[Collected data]
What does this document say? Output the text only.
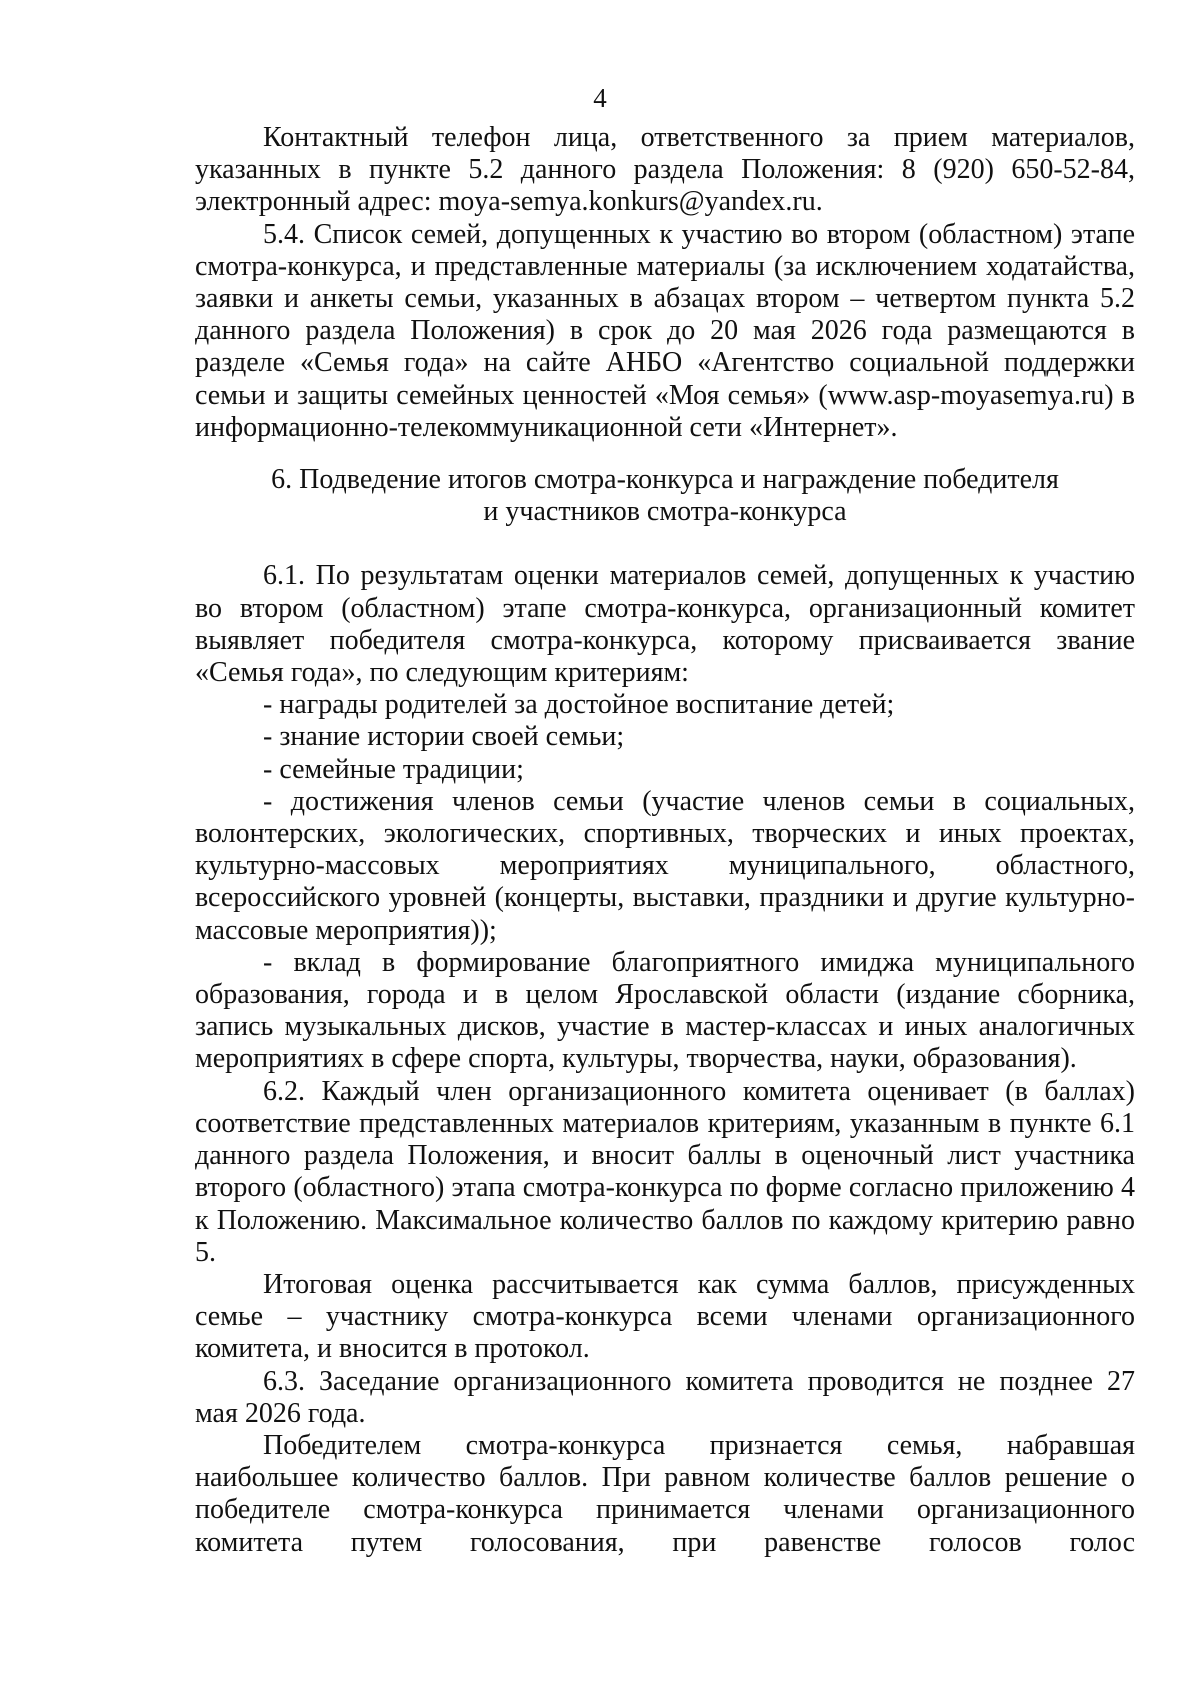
4

Контактный телефон лица, ответственного за прием материалов, указанных в пункте 5.2 данного раздела Положения: 8 (920) 650-52-84, электронный адрес: moya-semya.konkurs@yandex.ru.

5.4. Список семей, допущенных к участию во втором (областном) этапе смотра-конкурса, и представленные материалы (за исключением ходатайства, заявки и анкеты семьи, указанных в абзацах втором – четвертом пункта 5.2 данного раздела Положения) в срок до 20 мая 2026 года размещаются в разделе «Семья года» на сайте АНБО «Агентство социальной поддержки семьи и защиты семейных ценностей «Моя семья» (www.asp-moyasemya.ru) в информационно-телекоммуникационной сети «Интернет».

6. Подведение итогов смотра-конкурса и награждение победителя
и участников смотра-конкурса

6.1. По результатам оценки материалов семей, допущенных к участию во втором (областном) этапе смотра-конкурса, организационный комитет выявляет победителя смотра-конкурса, которому присваивается звание «Семья года», по следующим критериям:

- награды родителей за достойное воспитание детей;

- знание истории своей семьи;

- семейные традиции;

- достижения членов семьи (участие членов семьи в социальных, волонтерских, экологических, спортивных, творческих и иных проектах, культурно-массовых мероприятиях муниципального, областного, всероссийского уровней (концерты, выставки, праздники и другие культурно-массовые мероприятия));

- вклад в формирование благоприятного имиджа муниципального образования, города и в целом Ярославской области (издание сборника, запись музыкальных дисков, участие в мастер-классах и иных аналогичных мероприятиях в сфере спорта, культуры, творчества, науки, образования).

6.2. Каждый член организационного комитета оценивает (в баллах) соответствие представленных материалов критериям, указанным в пункте 6.1 данного раздела Положения, и вносит баллы в оценочный лист участника второго (областного) этапа смотра-конкурса по форме согласно приложению 4 к Положению. Максимальное количество баллов по каждому критерию равно 5.

Итоговая оценка рассчитывается как сумма баллов, присужденных семье – участнику смотра-конкурса всеми членами организационного комитета, и вносится в протокол.

6.3. Заседание организационного комитета проводится не позднее 27 мая 2026 года.

Победителем смотра-конкурса признается семья, набравшая наибольшее количество баллов. При равном количестве баллов решение о победителе смотра-конкурса принимается членами организационного комитета путем голосования, при равенстве голосов голос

■ What is expected ■
Leave out the pictures and return every record word for word.

■ Exercise result ■
What does this document say? Output the text only.
4

Контактный телефон лица, ответственного за прием материалов, указанных в пункте 5.2 данного раздела Положения: 8 (920) 650-52-84, электронный адрес: moya-semya.konkurs@yandex.ru.

5.4. Список семей, допущенных к участию во втором (областном) этапе смотра-конкурса, и представленные материалы (за исключением ходатайства, заявки и анкеты семьи, указанных в абзацах втором – четвертом пункта 5.2 данного раздела Положения) в срок до 20 мая 2026 года размещаются в разделе «Семья года» на сайте АНБО «Агентство социальной поддержки семьи и защиты семейных ценностей «Моя семья» (www.asp-moyasemya.ru) в информационно-телекоммуникационной сети «Интернет».

6. Подведение итогов смотра-конкурса и награждение победителя
и участников смотра-конкурса

6.1. По результатам оценки материалов семей, допущенных к участию во втором (областном) этапе смотра-конкурса, организационный комитет выявляет победителя смотра-конкурса, которому присваивается звание «Семья года», по следующим критериям:

- награды родителей за достойное воспитание детей;

- знание истории своей семьи;

- семейные традиции;

- достижения членов семьи (участие членов семьи в социальных, волонтерских, экологических, спортивных, творческих и иных проектах, культурно-массовых мероприятиях муниципального, областного, всероссийского уровней (концерты, выставки, праздники и другие культурно-массовые мероприятия));

- вклад в формирование благоприятного имиджа муниципального образования, города и в целом Ярославской области (издание сборника, запись музыкальных дисков, участие в мастер-классах и иных аналогичных мероприятиях в сфере спорта, культуры, творчества, науки, образования).

6.2. Каждый член организационного комитета оценивает (в баллах) соответствие представленных материалов критериям, указанным в пункте 6.1 данного раздела Положения, и вносит баллы в оценочный лист участника второго (областного) этапа смотра-конкурса по форме согласно приложению 4 к Положению. Максимальное количество баллов по каждому критерию равно 5.

Итоговая оценка рассчитывается как сумма баллов, присужденных семье – участнику смотра-конкурса всеми членами организационного комитета, и вносится в протокол.

6.3. Заседание организационного комитета проводится не позднее 27 мая 2026 года.

Победителем смотра-конкурса признается семья, набравшая наибольшее количество баллов. При равном количестве баллов решение о победителе смотра-конкурса принимается членами организационного комитета путем голосования, при равенстве голосов голос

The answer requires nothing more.